• _RECORDS_:
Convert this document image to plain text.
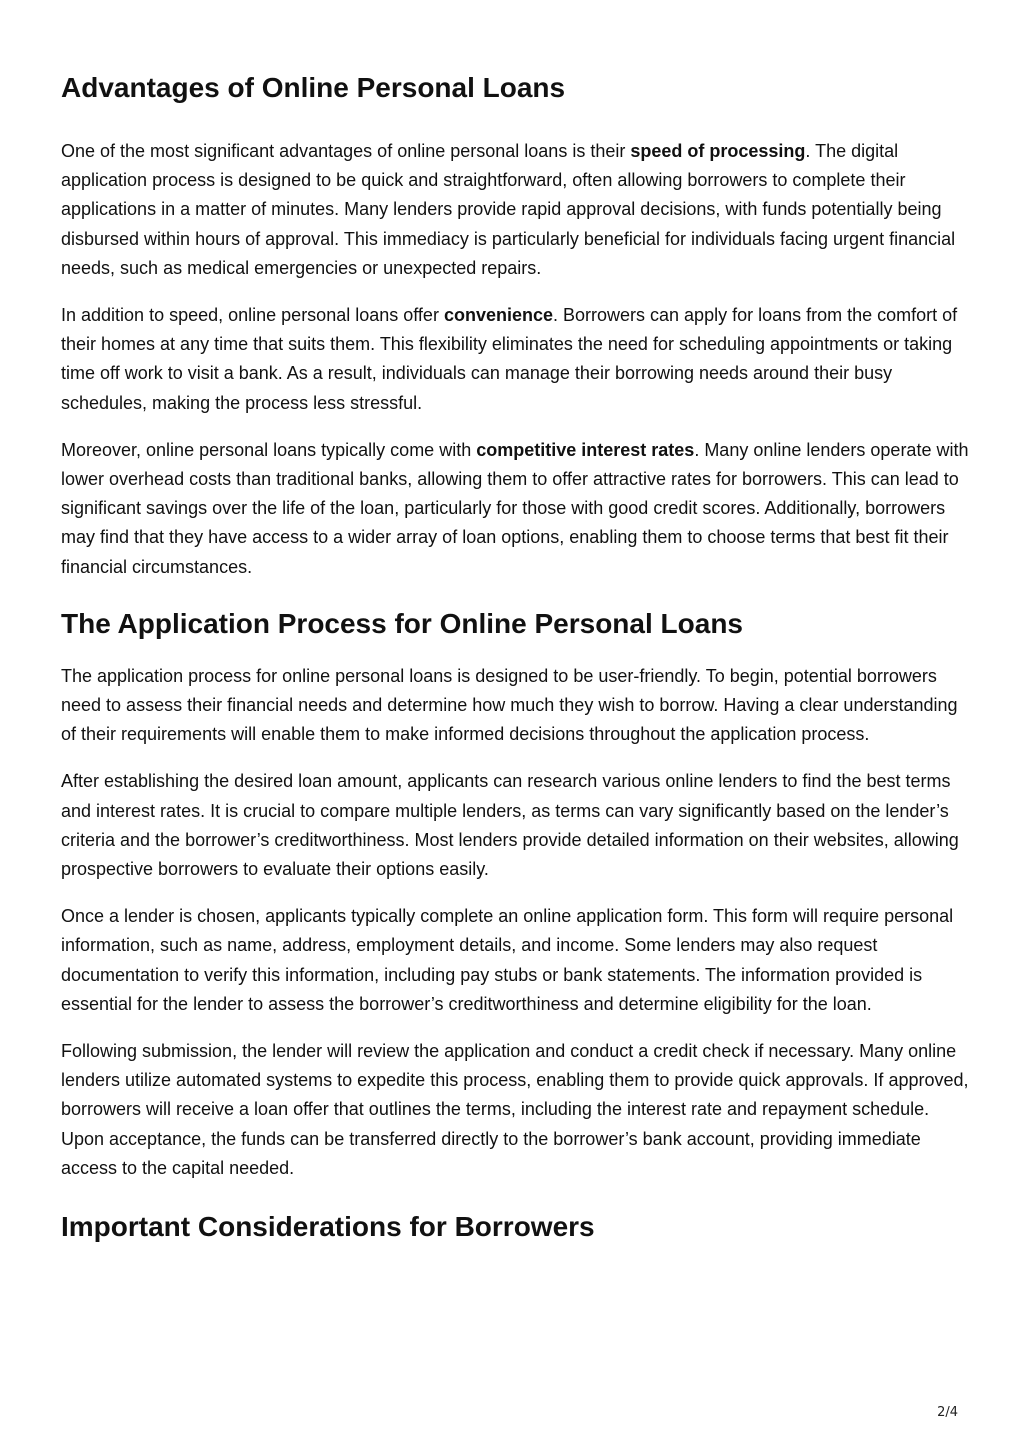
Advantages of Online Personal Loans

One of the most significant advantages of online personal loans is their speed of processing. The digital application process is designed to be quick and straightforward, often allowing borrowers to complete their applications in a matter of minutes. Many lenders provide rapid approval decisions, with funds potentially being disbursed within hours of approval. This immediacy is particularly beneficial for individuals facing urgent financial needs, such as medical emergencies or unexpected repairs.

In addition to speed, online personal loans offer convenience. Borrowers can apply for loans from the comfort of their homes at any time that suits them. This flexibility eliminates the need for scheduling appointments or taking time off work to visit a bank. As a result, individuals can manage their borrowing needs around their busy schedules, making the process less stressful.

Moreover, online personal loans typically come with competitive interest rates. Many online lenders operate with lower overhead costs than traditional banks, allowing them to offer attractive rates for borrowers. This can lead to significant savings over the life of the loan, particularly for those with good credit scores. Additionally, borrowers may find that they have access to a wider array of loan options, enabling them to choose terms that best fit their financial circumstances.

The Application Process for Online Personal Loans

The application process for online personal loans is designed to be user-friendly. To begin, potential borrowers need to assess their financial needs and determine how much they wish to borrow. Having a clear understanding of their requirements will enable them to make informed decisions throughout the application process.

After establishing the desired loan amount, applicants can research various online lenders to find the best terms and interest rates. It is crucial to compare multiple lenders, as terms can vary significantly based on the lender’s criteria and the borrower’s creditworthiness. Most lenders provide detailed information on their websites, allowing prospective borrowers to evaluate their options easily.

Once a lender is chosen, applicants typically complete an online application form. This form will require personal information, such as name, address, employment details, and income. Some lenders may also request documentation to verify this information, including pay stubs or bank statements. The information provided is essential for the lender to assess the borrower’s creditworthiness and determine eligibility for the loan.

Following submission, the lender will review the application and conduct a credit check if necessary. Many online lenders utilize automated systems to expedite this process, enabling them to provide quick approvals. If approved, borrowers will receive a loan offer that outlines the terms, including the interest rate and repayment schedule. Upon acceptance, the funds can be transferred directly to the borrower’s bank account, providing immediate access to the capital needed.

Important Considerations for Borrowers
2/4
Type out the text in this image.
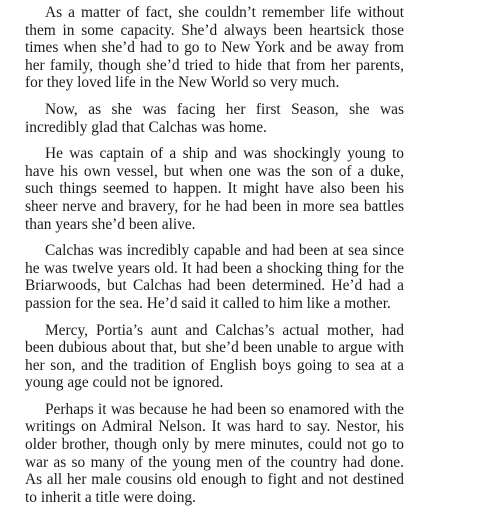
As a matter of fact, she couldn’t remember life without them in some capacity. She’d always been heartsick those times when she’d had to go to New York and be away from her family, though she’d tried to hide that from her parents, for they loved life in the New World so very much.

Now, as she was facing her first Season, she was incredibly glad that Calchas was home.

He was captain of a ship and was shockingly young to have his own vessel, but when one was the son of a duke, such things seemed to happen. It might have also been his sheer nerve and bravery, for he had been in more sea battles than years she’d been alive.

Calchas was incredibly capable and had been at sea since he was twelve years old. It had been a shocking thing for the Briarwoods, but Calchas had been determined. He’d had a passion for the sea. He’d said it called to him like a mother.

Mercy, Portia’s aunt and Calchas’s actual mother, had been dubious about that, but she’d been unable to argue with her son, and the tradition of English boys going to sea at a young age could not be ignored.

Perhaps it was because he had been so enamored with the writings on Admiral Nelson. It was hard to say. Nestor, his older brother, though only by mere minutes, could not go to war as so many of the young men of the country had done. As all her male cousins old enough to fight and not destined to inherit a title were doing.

• _GIVEN EXERCISE_: Please transcribe the material above exactly as written. Leave the pictures out.

• _SOLUTION TO THE PROBLEM_:
Convert this document image to plain text.
Advantages of Online Personal Loans

One of the most significant advantages of online personal loans is their speed of processing. The digital application process is designed to be quick and straightforward, often allowing borrowers to complete their applications in a matter of minutes. Many lenders provide rapid approval decisions, with funds potentially being disbursed within hours of approval. This immediacy is particularly beneficial for individuals facing urgent financial needs, such as medical emergencies or unexpected repairs.

In addition to speed, online personal loans offer convenience. Borrowers can apply for loans from the comfort of their homes at any time that suits them. This flexibility eliminates the need for scheduling appointments or taking time off work to visit a bank. As a result, individuals can manage their borrowing needs around their busy schedules, making the process less stressful.

Moreover, online personal loans typically come with competitive interest rates. Many online lenders operate with lower overhead costs than traditional banks, allowing them to offer attractive rates for borrowers. This can lead to significant savings over the life of the loan, particularly for those with good credit scores. Additionally, borrowers may find that they have access to a wider array of loan options, enabling them to choose terms that best fit their financial circumstances.

The Application Process for Online Personal Loans

The application process for online personal loans is designed to be user-friendly. To begin, potential borrowers need to assess their financial needs and determine how much they wish to borrow. Having a clear understanding of their requirements will enable them to make informed decisions throughout the application process.

After establishing the desired loan amount, applicants can research various online lenders to find the best terms and interest rates. It is crucial to compare multiple lenders, as terms can vary significantly based on the lender’s criteria and the borrower’s creditworthiness. Most lenders provide detailed information on their websites, allowing prospective borrowers to evaluate their options easily.

Once a lender is chosen, applicants typically complete an online application form. This form will require personal information, such as name, address, employment details, and income. Some lenders may also request documentation to verify this information, including pay stubs or bank statements. The information provided is essential for the lender to assess the borrower’s creditworthiness and determine eligibility for the loan.

Following submission, the lender will review the application and conduct a credit check if necessary. Many online lenders utilize automated systems to expedite this process, enabling them to provide quick approvals. If approved, borrowers will receive a loan offer that outlines the terms, including the interest rate and repayment schedule. Upon acceptance, the funds can be transferred directly to the borrower’s bank account, providing immediate access to the capital needed.

Important Considerations for Borrowers
2/4
Type out the text in this image.
As a matter of fact, she couldn’t remember life without them in some capacity. She’d always been heartsick those times when she’d had to go to New York and be away from her family, though she’d tried to hide that from her parents, for they loved life in the New World so very much.

Now, as she was facing her first Season, she was incredibly glad that Calchas was home.

He was captain of a ship and was shockingly young to have his own vessel, but when one was the son of a duke, such things seemed to happen. It might have also been his sheer nerve and bravery, for he had been in more sea battles than years she’d been alive.

Calchas was incredibly capable and had been at sea since he was twelve years old. It had been a shocking thing for the Briarwoods, but Calchas had been determined. He’d had a passion for the sea. He’d said it called to him like a mother.

Mercy, Portia’s aunt and Calchas’s actual mother, had been dubious about that, but she’d been unable to argue with her son, and the tradition of English boys going to sea at a young age could not be ignored.

Perhaps it was because he had been so enamored with the writings on Admiral Nelson. It was hard to say. Nestor, his older brother, though only by mere minutes, could not go to war as so many of the young men of the country had done. As all her male cousins old enough to fight and not destined to inherit a title were doing.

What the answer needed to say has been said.